Brief:
Return the material exactly as supplied, apart from the pictures, which are omitted.

Supplied data:

-- start --

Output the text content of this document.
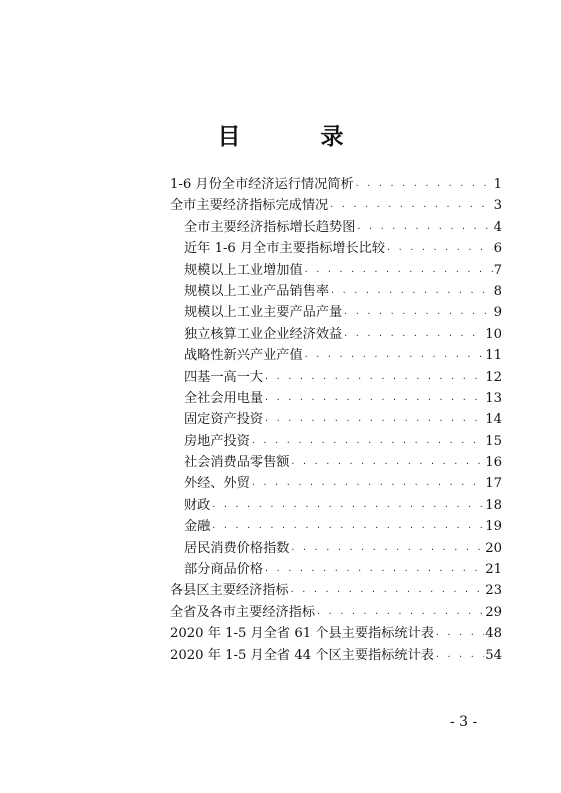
目 录
1-6 月份全市经济运行情况简析 · · ·	1
全市主要经济指标完成情况 · · ·	3
全市主要经济指标增长趋势图 · · ·	4
近年 1-6 月全市主要指标增长比较 · · ·	6
规模以上工业增加值 · · ·	7
规模以上工业产品销售率 · · ·	8
规模以上工业主要产品产量 · · ·	9
独立核算工业企业经济效益 · · ·	10
战略性新兴产业产值 · · ·	11
四基一高一大 · · ·	12
全社会用电量 · · ·	13
固定资产投资 · · ·	14
房地产投资 · · ·	15
社会消费品零售额 · · ·	16
外经、外贸 · · ·	17
财政 · · ·	18
金融 · · ·	19
居民消费价格指数 · · ·	20
部分商品价格 · · ·	21
各县区主要经济指标 · · ·	23
全省及各市主要经济指标 · · ·	29
2020 年 1-5 月全省 61 个县主要指标统计表 · · ·	48
2020 年 1-5 月全省 44 个区主要指标统计表 · · ·	54
- 3 -
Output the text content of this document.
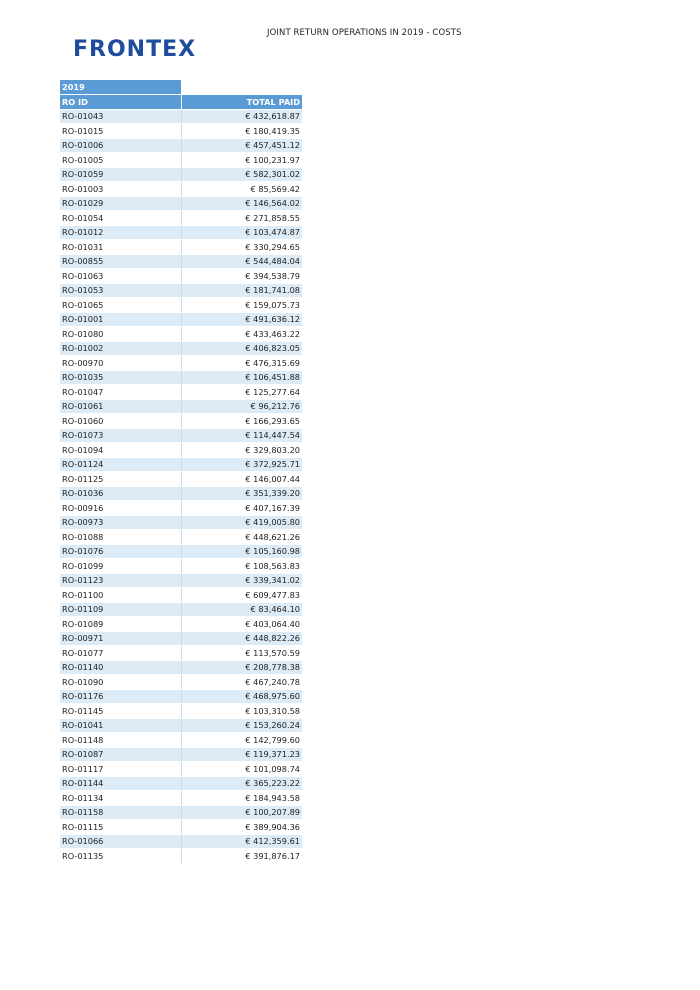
JOINT RETURN OPERATIONS IN 2019 - COSTS
FRONTEX
2019	
RO ID	TOTAL PAID
RO-01043	€ 432,618.87
RO-01015	€ 180,419.35
RO-01006	€ 457,451.12
RO-01005	€ 100,231.97
RO-01059	€ 582,301.02
RO-01003	€ 85,569.42
RO-01029	€ 146,564.02
RO-01054	€ 271,858.55
RO-01012	€ 103,474.87
RO-01031	€ 330,294.65
RO-00855	€ 544,484.04
RO-01063	€ 394,538.79
RO-01053	€ 181,741.08
RO-01065	€ 159,075.73
RO-01001	€ 491,636.12
RO-01080	€ 433,463.22
RO-01002	€ 406,823.05
RO-00970	€ 476,315.69
RO-01035	€ 106,451.88
RO-01047	€ 125,277.64
RO-01061	€ 96,212.76
RO-01060	€ 166,293.65
RO-01073	€ 114,447.54
RO-01094	€ 329,803.20
RO-01124	€ 372,925.71
RO-01125	€ 146,007.44
RO-01036	€ 351,339.20
RO-00916	€ 407,167.39
RO-00973	€ 419,005.80
RO-01088	€ 448,621.26
RO-01076	€ 105,160.98
RO-01099	€ 108,563.83
RO-01123	€ 339,341.02
RO-01100	€ 609,477.83
RO-01109	€ 83,464.10
RO-01089	€ 403,064.40
RO-00971	€ 448,822.26
RO-01077	€ 113,570.59
RO-01140	€ 208,778.38
RO-01090	€ 467,240.78
RO-01176	€ 468,975.60
RO-01145	€ 103,310.58
RO-01041	€ 153,260.24
RO-01148	€ 142,799.60
RO-01087	€ 119,371.23
RO-01117	€ 101,098.74
RO-01144	€ 365,223.22
RO-01134	€ 184,943.58
RO-01158	€ 100,207.89
RO-01115	€ 389,904.36
RO-01066	€ 412,359.61
RO-01135	€ 391,876.17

-- end --

Exercise response:
Output the text content of this document.
目 录
1-6 月份全市经济运行情况简析 · · ·	1
全市主要经济指标完成情况 · · ·	3
全市主要经济指标增长趋势图 · · ·	4
近年 1-6 月全市主要指标增长比较 · · ·	6
规模以上工业增加值 · · ·	7
规模以上工业产品销售率 · · ·	8
规模以上工业主要产品产量 · · ·	9
独立核算工业企业经济效益 · · ·	10
战略性新兴产业产值 · · ·	11
四基一高一大 · · ·	12
全社会用电量 · · ·	13
固定资产投资 · · ·	14
房地产投资 · · ·	15
社会消费品零售额 · · ·	16
外经、外贸 · · ·	17
财政 · · ·	18
金融 · · ·	19
居民消费价格指数 · · ·	20
部分商品价格 · · ·	21
各县区主要经济指标 · · ·	23
全省及各市主要经济指标 · · ·	29
2020 年 1-5 月全省 61 个县主要指标统计表 · · ·	48
2020 年 1-5 月全省 44 个区主要指标统计表 · · ·	54
- 3 -
Output the text content of this document.
JOINT RETURN OPERATIONS IN 2019 - COSTS
FRONTEX
2019	
RO ID	TOTAL PAID
RO-01043	€ 432,618.87
RO-01015	€ 180,419.35
RO-01006	€ 457,451.12
RO-01005	€ 100,231.97
RO-01059	€ 582,301.02
RO-01003	€ 85,569.42
RO-01029	€ 146,564.02
RO-01054	€ 271,858.55
RO-01012	€ 103,474.87
RO-01031	€ 330,294.65
RO-00855	€ 544,484.04
RO-01063	€ 394,538.79
RO-01053	€ 181,741.08
RO-01065	€ 159,075.73
RO-01001	€ 491,636.12
RO-01080	€ 433,463.22
RO-01002	€ 406,823.05
RO-00970	€ 476,315.69
RO-01035	€ 106,451.88
RO-01047	€ 125,277.64
RO-01061	€ 96,212.76
RO-01060	€ 166,293.65
RO-01073	€ 114,447.54
RO-01094	€ 329,803.20
RO-01124	€ 372,925.71
RO-01125	€ 146,007.44
RO-01036	€ 351,339.20
RO-00916	€ 407,167.39
RO-00973	€ 419,005.80
RO-01088	€ 448,621.26
RO-01076	€ 105,160.98
RO-01099	€ 108,563.83
RO-01123	€ 339,341.02
RO-01100	€ 609,477.83
RO-01109	€ 83,464.10
RO-01089	€ 403,064.40
RO-00971	€ 448,822.26
RO-01077	€ 113,570.59
RO-01140	€ 208,778.38
RO-01090	€ 467,240.78
RO-01176	€ 468,975.60
RO-01145	€ 103,310.58
RO-01041	€ 153,260.24
RO-01148	€ 142,799.60
RO-01087	€ 119,371.23
RO-01117	€ 101,098.74
RO-01144	€ 365,223.22
RO-01134	€ 184,943.58
RO-01158	€ 100,207.89
RO-01115	€ 389,904.36
RO-01066	€ 412,359.61
RO-01135	€ 391,876.17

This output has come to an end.